#### TRY IT:
Reproduce the passage of the Salvadora persica abstract between "ETHNOPHARMACOLOGICAL RELEVANCE" and "use in ALI.", inclusive.

#### DOCUMENT SEGMENT:
Pharmacological evaluation of Salvadora persica in modulating Lipopolysaccharide and Cigarette smoke-induced acute lung injury; an in-vitro, in-vivo, and in-silico approach.

ETHNOPHARMACOLOGICAL RELEVANCE

ARDS (Acute Respiratory Distress Syndrome) and ALI (Acute Lung Injury) are severe pulmonary alterations manifested by amplified inflammatory and oxidative responses contributing to high mortality rates. ALI triggered by various provoking factors, including cigarette smoke (CS), or pathogens (Lipopolysaccharide or SARS-CoV-2), cause severe life-threatening morbidities. Salvadora persica has been used across various countries for cough and asthma, however; there is a paucity of data on its use in ALI.

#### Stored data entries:
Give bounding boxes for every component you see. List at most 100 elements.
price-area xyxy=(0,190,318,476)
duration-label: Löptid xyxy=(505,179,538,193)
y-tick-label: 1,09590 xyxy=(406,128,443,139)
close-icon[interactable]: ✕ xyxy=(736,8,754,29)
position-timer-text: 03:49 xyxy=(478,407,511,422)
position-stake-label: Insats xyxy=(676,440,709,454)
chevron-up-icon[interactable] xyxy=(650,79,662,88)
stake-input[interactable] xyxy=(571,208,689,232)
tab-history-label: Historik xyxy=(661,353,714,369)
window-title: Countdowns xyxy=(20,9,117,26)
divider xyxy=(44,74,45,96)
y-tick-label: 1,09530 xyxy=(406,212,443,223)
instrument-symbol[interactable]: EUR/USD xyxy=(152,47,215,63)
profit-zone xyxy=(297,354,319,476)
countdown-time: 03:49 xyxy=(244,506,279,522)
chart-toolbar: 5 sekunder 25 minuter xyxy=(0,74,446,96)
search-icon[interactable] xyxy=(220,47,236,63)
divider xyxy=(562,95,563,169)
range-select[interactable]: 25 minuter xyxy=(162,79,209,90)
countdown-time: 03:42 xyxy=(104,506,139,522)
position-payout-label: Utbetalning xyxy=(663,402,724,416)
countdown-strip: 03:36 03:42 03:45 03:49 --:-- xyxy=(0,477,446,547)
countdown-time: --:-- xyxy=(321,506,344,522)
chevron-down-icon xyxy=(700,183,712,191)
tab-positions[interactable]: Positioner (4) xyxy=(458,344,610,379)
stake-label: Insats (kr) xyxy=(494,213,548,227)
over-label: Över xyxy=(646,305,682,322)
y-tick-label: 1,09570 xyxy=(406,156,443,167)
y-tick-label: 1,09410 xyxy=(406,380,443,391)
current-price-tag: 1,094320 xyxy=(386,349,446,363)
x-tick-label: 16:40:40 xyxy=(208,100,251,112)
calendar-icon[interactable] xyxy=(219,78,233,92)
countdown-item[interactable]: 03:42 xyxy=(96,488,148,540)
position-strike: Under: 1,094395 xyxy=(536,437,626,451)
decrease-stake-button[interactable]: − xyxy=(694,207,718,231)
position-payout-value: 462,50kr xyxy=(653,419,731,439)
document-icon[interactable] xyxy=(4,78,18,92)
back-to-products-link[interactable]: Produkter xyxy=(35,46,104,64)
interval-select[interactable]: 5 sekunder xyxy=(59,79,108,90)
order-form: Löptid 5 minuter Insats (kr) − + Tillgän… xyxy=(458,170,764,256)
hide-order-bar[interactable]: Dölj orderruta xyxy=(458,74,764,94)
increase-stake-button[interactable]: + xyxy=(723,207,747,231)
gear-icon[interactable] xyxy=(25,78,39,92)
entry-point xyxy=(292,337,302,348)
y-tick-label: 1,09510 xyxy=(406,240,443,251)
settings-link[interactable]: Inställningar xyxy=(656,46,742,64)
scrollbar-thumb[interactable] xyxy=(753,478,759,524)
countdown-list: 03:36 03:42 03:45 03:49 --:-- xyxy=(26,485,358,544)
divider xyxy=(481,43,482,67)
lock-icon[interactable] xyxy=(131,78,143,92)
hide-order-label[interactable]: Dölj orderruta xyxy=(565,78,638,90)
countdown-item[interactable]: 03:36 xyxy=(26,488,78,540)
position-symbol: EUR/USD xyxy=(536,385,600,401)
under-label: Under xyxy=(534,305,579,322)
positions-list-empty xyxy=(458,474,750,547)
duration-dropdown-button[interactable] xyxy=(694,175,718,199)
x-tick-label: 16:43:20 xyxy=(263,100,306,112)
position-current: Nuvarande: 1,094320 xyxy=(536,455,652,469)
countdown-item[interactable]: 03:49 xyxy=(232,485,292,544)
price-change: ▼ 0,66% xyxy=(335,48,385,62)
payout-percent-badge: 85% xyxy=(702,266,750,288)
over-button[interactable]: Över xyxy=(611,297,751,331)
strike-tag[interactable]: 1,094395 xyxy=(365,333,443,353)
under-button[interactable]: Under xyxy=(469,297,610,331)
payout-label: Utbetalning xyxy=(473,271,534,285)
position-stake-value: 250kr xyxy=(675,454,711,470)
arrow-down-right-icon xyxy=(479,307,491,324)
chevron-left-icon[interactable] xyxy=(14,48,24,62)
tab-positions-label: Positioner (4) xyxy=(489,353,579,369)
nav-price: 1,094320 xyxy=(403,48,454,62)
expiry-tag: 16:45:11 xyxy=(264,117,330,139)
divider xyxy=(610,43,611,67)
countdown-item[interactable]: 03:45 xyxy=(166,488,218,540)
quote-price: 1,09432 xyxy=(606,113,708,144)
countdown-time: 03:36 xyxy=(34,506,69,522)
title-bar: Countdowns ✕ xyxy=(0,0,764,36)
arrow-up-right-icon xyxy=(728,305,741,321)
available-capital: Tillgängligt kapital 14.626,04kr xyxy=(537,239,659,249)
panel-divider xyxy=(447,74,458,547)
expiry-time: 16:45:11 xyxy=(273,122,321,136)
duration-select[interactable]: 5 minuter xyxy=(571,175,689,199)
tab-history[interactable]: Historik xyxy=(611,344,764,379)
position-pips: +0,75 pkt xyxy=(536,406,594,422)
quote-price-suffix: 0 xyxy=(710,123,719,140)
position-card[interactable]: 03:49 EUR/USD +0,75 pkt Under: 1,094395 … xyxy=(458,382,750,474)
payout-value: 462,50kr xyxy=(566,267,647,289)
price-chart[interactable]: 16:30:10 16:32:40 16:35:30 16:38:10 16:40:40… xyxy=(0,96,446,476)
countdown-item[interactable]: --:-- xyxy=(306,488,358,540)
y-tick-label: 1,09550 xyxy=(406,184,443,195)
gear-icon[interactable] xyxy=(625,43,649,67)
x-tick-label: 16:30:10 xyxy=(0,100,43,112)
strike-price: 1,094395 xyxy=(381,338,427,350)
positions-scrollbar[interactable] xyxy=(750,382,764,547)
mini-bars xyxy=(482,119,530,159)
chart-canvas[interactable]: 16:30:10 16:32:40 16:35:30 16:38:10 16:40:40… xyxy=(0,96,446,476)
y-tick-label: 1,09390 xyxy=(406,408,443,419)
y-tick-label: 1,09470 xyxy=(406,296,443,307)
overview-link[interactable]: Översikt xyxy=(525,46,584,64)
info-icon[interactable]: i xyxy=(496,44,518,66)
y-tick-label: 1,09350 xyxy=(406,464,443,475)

#### TASK OUTPUT:
ETHNOPHARMACOLOGICAL RELEVANCE

ARDS (Acute Respiratory Distress Syndrome) and ALI (Acute Lung Injury) are severe pulmonary alterations manifested by amplified inflammatory and oxidative responses contributing to high mortality rates. ALI triggered by various provoking factors, including cigarette smoke (CS), or pathogens (Lipopolysaccharide or SARS-CoV-2), cause severe life-threatening morbidities. Salvadora persica has been used across various countries for cough and asthma, however; there is a paucity of data on its use in ALI.